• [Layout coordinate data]
## START

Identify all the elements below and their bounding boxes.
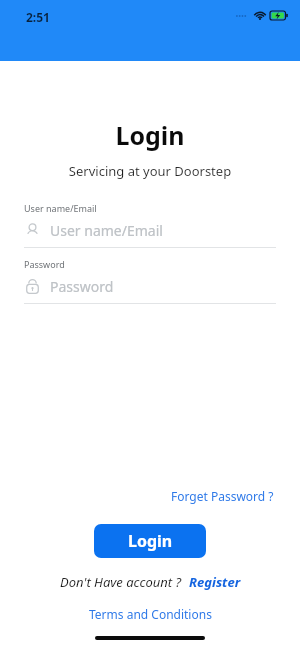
staticText: 2:51 bbox=[26, 9, 50, 25]
button[interactable]: Forget Password ? bbox=[169, 486, 276, 506]
staticText: User name/Email bbox=[24, 202, 97, 214]
staticText: User name/Email bbox=[50, 221, 163, 240]
staticText: Servicing at your Doorstep bbox=[0, 162, 300, 180]
staticText: Login bbox=[128, 530, 173, 552]
staticText: Password bbox=[24, 258, 65, 270]
staticText: Terms and Conditions bbox=[89, 606, 212, 622]
button[interactable]: Login bbox=[94, 524, 206, 558]
button[interactable]: Password bbox=[24, 273, 276, 299]
staticText: Password bbox=[50, 277, 114, 296]
button[interactable]: Register bbox=[189, 573, 241, 591]
button[interactable]: User name/Email bbox=[24, 217, 276, 243]
staticText: Login bbox=[0, 118, 300, 152]
staticText: Forget Password ? bbox=[171, 488, 274, 504]
staticText: Register bbox=[189, 573, 241, 591]
button[interactable]: Terms and Conditions bbox=[87, 604, 214, 624]
staticText: Don't Have account ? bbox=[60, 573, 182, 591]
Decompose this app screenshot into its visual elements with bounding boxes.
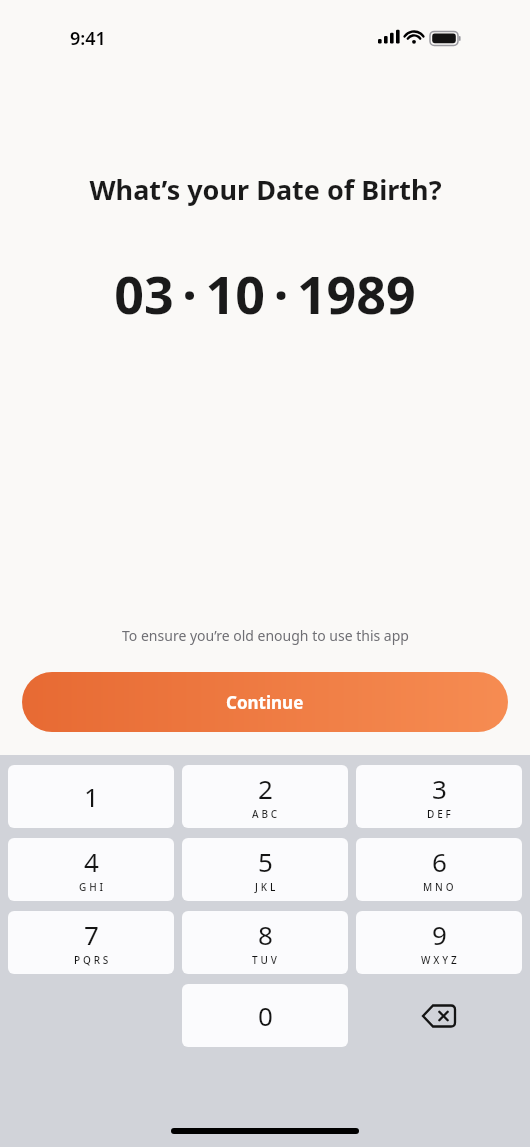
staticText: 9 — [432, 917, 447, 952]
staticText: 9:41 — [70, 26, 106, 51]
staticText: 6 — [432, 844, 447, 879]
staticText: W X Y Z — [421, 953, 458, 967]
button[interactable]: 7 — [8, 911, 174, 974]
staticText: P Q R S — [74, 953, 109, 967]
staticText: 1 — [84, 779, 99, 814]
button[interactable]: 6 — [356, 838, 522, 901]
staticText: 4 — [84, 844, 99, 879]
staticText: 8 — [258, 917, 273, 952]
button[interactable]: 5 — [182, 838, 348, 901]
staticText: 03 · 10 · 1989 — [114, 258, 416, 329]
staticText: What’s your Date of Birth? — [89, 171, 442, 208]
button[interactable]: 1 — [8, 765, 174, 828]
staticText: G H I — [79, 880, 104, 894]
staticText: 3 — [432, 771, 447, 806]
staticText: 5 — [258, 844, 273, 879]
staticText: 0 — [258, 998, 273, 1033]
staticText: D E F — [427, 807, 452, 821]
button[interactable]: 0 — [182, 984, 348, 1047]
staticText: A B C — [252, 807, 278, 821]
staticText: 7 — [84, 917, 99, 952]
staticText: T U V — [252, 953, 278, 967]
staticText: 2 — [258, 771, 273, 806]
button[interactable]: 3 — [356, 765, 522, 828]
staticText: Continue — [226, 691, 304, 714]
button[interactable]: 2 — [182, 765, 348, 828]
staticText: J K L — [255, 880, 276, 894]
button[interactable]: 8 — [182, 911, 348, 974]
button[interactable]: 4 — [8, 838, 174, 901]
staticText: M N O — [423, 880, 455, 894]
button[interactable]: Continue — [22, 672, 508, 732]
button[interactable]: 9 — [356, 911, 522, 974]
staticText: To ensure you’re old enough to use this … — [122, 626, 409, 645]
button[interactable]: Backspace — [356, 984, 522, 1047]
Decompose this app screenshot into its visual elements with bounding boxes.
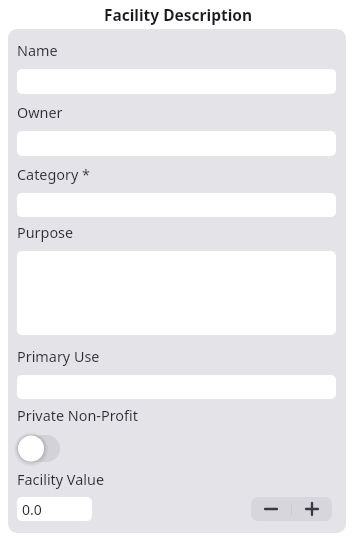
staticText: Owner [17,103,63,123]
staticText: Private Non-Profit [17,406,138,426]
button[interactable]: Increase [292,497,332,521]
staticText: Primary Use [17,347,100,367]
button[interactable]: 0.0 [17,497,92,521]
staticText: 0.0 [22,500,42,519]
button[interactable]: Decrease [251,497,291,521]
button[interactable]: Private Non-Profit toggle [17,435,60,462]
staticText: Facility Description [0,4,356,25]
staticText: Purpose [17,223,74,243]
staticText: Category * [17,165,90,185]
staticText: Name [17,41,58,61]
staticText: Facility Value [17,470,105,490]
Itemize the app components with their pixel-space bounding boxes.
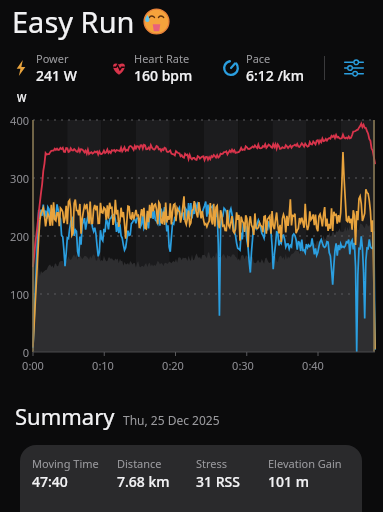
staticText: Moving Time <box>32 456 99 471</box>
staticText: 101 m <box>268 472 309 491</box>
staticText: Easy Run <box>12 2 135 41</box>
staticText: Heart Rate <box>134 51 190 66</box>
staticText: Elevation Gain <box>268 456 342 471</box>
staticText: 300 <box>0 171 29 186</box>
other: Pace <box>222 59 240 77</box>
staticText: Thu, 25 Dec 2025 <box>123 412 220 428</box>
staticText: 0:40 <box>297 358 329 373</box>
button[interactable]: Pace <box>222 51 324 85</box>
staticText: 100 <box>0 287 29 302</box>
staticText: W <box>17 91 27 105</box>
staticText: Pace <box>246 51 271 66</box>
staticText: 400 <box>0 113 29 128</box>
button[interactable]: Stress <box>196 456 268 491</box>
staticText: 241 W <box>36 66 77 85</box>
staticText: 6:12 /km <box>246 66 304 85</box>
staticText: 0:20 <box>157 358 189 373</box>
staticText: 47:40 <box>32 472 68 491</box>
button[interactable]: Elevation Gain <box>268 456 362 491</box>
staticText: Summary <box>15 401 115 431</box>
button[interactable]: Moving Time <box>20 445 362 512</box>
staticText: 160 bpm <box>134 66 193 85</box>
button[interactable]: Moving Time <box>32 456 117 491</box>
staticText: 0 <box>0 345 29 360</box>
staticText: 0:10 <box>87 358 119 373</box>
staticText: 200 <box>0 229 29 244</box>
button[interactable]: Distance <box>117 456 196 491</box>
staticText: 0:30 <box>227 358 259 373</box>
other: Heart Rate <box>110 59 128 77</box>
button[interactable]: Power <box>12 51 110 85</box>
staticText: Stress <box>196 456 228 471</box>
staticText: Power <box>36 51 69 66</box>
button[interactable]: Heart Rate <box>110 51 222 85</box>
button[interactable]: Chart settings <box>339 53 369 83</box>
staticText: 31 RSS <box>196 472 240 491</box>
staticText: Distance <box>117 456 162 471</box>
other: Power <box>12 59 30 77</box>
staticText: 0:00 <box>17 358 49 373</box>
staticText: 7.68 km <box>117 472 170 491</box>
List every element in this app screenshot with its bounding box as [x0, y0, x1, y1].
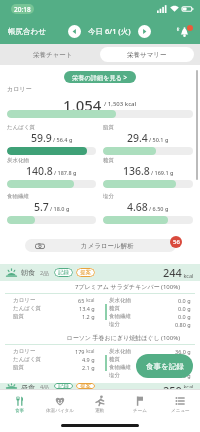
staticText: 5.7 — [34, 200, 49, 214]
staticText: 昼食 — [21, 383, 35, 389]
staticText: / 6.50 g — [149, 205, 169, 212]
staticText: 0.0 g — [178, 313, 191, 320]
button[interactable]: 食事 — [0, 390, 40, 419]
staticText: 糖質 — [109, 305, 120, 312]
staticText: 20:18 — [14, 5, 31, 14]
button[interactable]: 提案 — [76, 268, 95, 277]
staticText: メニュー — [171, 408, 190, 414]
staticText: たんぱく質 — [7, 124, 36, 131]
button[interactable]: 栄養サマリー — [100, 47, 194, 62]
staticText: 塩分 — [109, 372, 120, 379]
staticText: 7プレミアム サラダチキンバー (100%) — [0, 283, 180, 291]
staticText: 提案 — [80, 383, 91, 389]
staticText: チーム — [133, 408, 147, 414]
button[interactable]: 体温バイタル — [40, 390, 80, 419]
staticText: 朝食 — [21, 268, 35, 277]
staticText: 2.1 g — [82, 364, 95, 371]
button[interactable]: Notifications — [174, 21, 194, 41]
staticText: 2品 — [40, 269, 49, 277]
staticText: 脂質 — [103, 124, 114, 131]
button[interactable]: 運動 — [80, 390, 120, 419]
button[interactable]: 昼食 — [6, 383, 194, 389]
button[interactable]: ローソン 手巻おにぎり焼鮭ほぐし (100%) — [0, 332, 200, 383]
staticText: 食物繊維 — [109, 313, 131, 320]
staticText: 栄養の詳細を見る > — [72, 73, 128, 81]
staticText: 体温バイタル — [46, 408, 74, 414]
staticText: たんぱく質 — [13, 305, 42, 312]
staticText: 56 — [173, 238, 180, 246]
staticText: 炭水化物 — [109, 297, 131, 304]
staticText: 4品 — [40, 383, 49, 389]
staticText: 栄養サマリー — [127, 51, 167, 59]
staticText: 29.4 — [127, 131, 148, 145]
staticText: 糖質 — [103, 157, 114, 164]
staticText: カメラロール解析 — [81, 242, 134, 250]
staticText: / 169.1 g — [151, 169, 174, 176]
button[interactable]: Next day — [138, 25, 151, 38]
staticText: 運動 — [95, 408, 105, 414]
staticText: 250 — [163, 383, 182, 389]
staticText: 140.8 — [26, 164, 53, 178]
staticText: 65 — [78, 297, 85, 304]
staticText: 記録 — [58, 269, 69, 276]
staticText: 糖質 — [109, 356, 120, 363]
staticText: 1.2 g — [82, 313, 95, 320]
staticText: 炭水化物 — [7, 157, 29, 164]
staticText: 食事 — [15, 408, 25, 414]
staticText: 179 — [75, 348, 85, 355]
button[interactable]: Previous day — [68, 25, 81, 38]
staticText: カロリー — [7, 85, 32, 93]
staticText: 4.68 — [127, 200, 148, 214]
staticText: / 56.4 g — [53, 136, 73, 143]
staticText: たんぱく質 — [13, 356, 42, 363]
staticText: 食物繊維 — [109, 364, 131, 371]
staticText: 食物繊維 — [7, 193, 29, 200]
staticText: 0.80 g — [175, 321, 191, 328]
staticText: 炭水化物 — [109, 348, 131, 355]
staticText: kcal — [182, 383, 194, 388]
staticText: 1.2 g — [178, 364, 191, 371]
staticText: 記録 — [58, 383, 69, 389]
staticText: 59.9 — [31, 131, 52, 145]
staticText: 13.4 g — [79, 305, 95, 312]
button[interactable]: 朝食 — [6, 264, 194, 281]
staticText: カロリー — [13, 297, 36, 304]
staticText: 食事を記録 — [146, 362, 184, 371]
staticText: 塩分 — [103, 193, 114, 200]
staticText: 栄養チャート — [33, 51, 73, 59]
staticText: kcal — [85, 348, 95, 354]
button[interactable]: 食事を記録 — [136, 354, 193, 378]
staticText: 0.90 g — [175, 372, 191, 379]
staticText: / 50.1 g — [149, 136, 169, 143]
staticText: kcal — [85, 297, 95, 303]
button[interactable]: 提案 — [76, 383, 95, 389]
button[interactable]: 記録 — [54, 383, 73, 389]
staticText: 244 — [163, 265, 182, 280]
staticText: 136.8 — [123, 164, 150, 178]
staticText: 脂質 — [13, 364, 24, 371]
staticText: / 1,503 kcal — [104, 100, 137, 108]
staticText: 34.4 g — [175, 356, 191, 363]
staticText: 提案 — [80, 269, 91, 276]
button[interactable]: チーム — [120, 390, 160, 419]
button[interactable]: 帳尻合わせ — [8, 27, 46, 36]
staticText: kcal — [182, 272, 194, 279]
staticText: カロリー — [13, 348, 36, 355]
staticText: 0.0 g — [178, 297, 191, 304]
button[interactable]: 記録 — [54, 268, 73, 277]
button[interactable]: 栄養の詳細を見る > — [64, 71, 136, 83]
staticText: / 187.8 g — [54, 169, 77, 176]
button[interactable]: メニュー — [160, 390, 200, 419]
staticText: 36.0 g — [175, 348, 191, 355]
staticText: 1,054 — [63, 95, 102, 111]
staticText: ローソン 手巻おにぎり焼鮭ほぐし (100%) — [0, 334, 180, 342]
button[interactable]: 栄養チャート — [6, 47, 100, 62]
staticText: 今日 6/1 (火) — [88, 26, 131, 36]
staticText: 塩分 — [109, 321, 120, 328]
button[interactable]: 7プレミアム サラダチキンバー (100%) — [0, 281, 200, 332]
button[interactable]: カメラロール解析 — [25, 239, 176, 252]
staticText: 0.0 g — [178, 305, 191, 312]
staticText: 脂質 — [13, 313, 24, 320]
staticText: / 18.0 g — [50, 205, 70, 212]
staticText: 4.9 g — [82, 356, 95, 363]
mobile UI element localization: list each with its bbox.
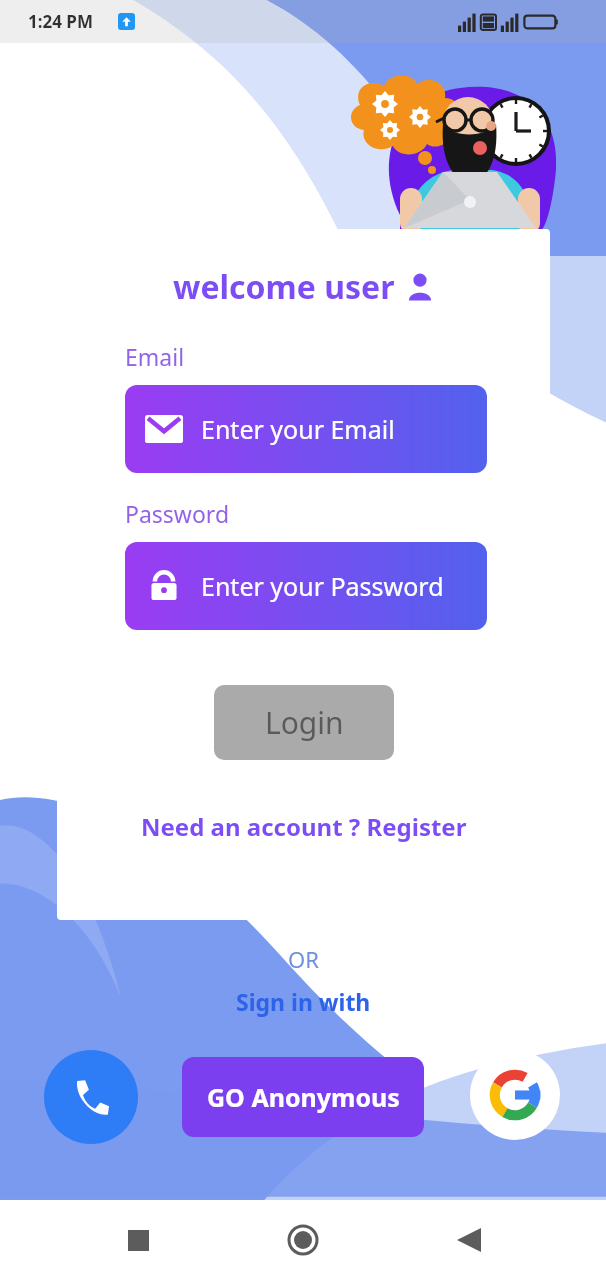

## END

• [Exercise directions] Gather every line above that contains the word "Distance", and copy each one out in full.

• [Solution to the problem]
button[interactable]: Distance <box>117 456 196 491</box>
staticText: Distance <box>117 456 162 471</box>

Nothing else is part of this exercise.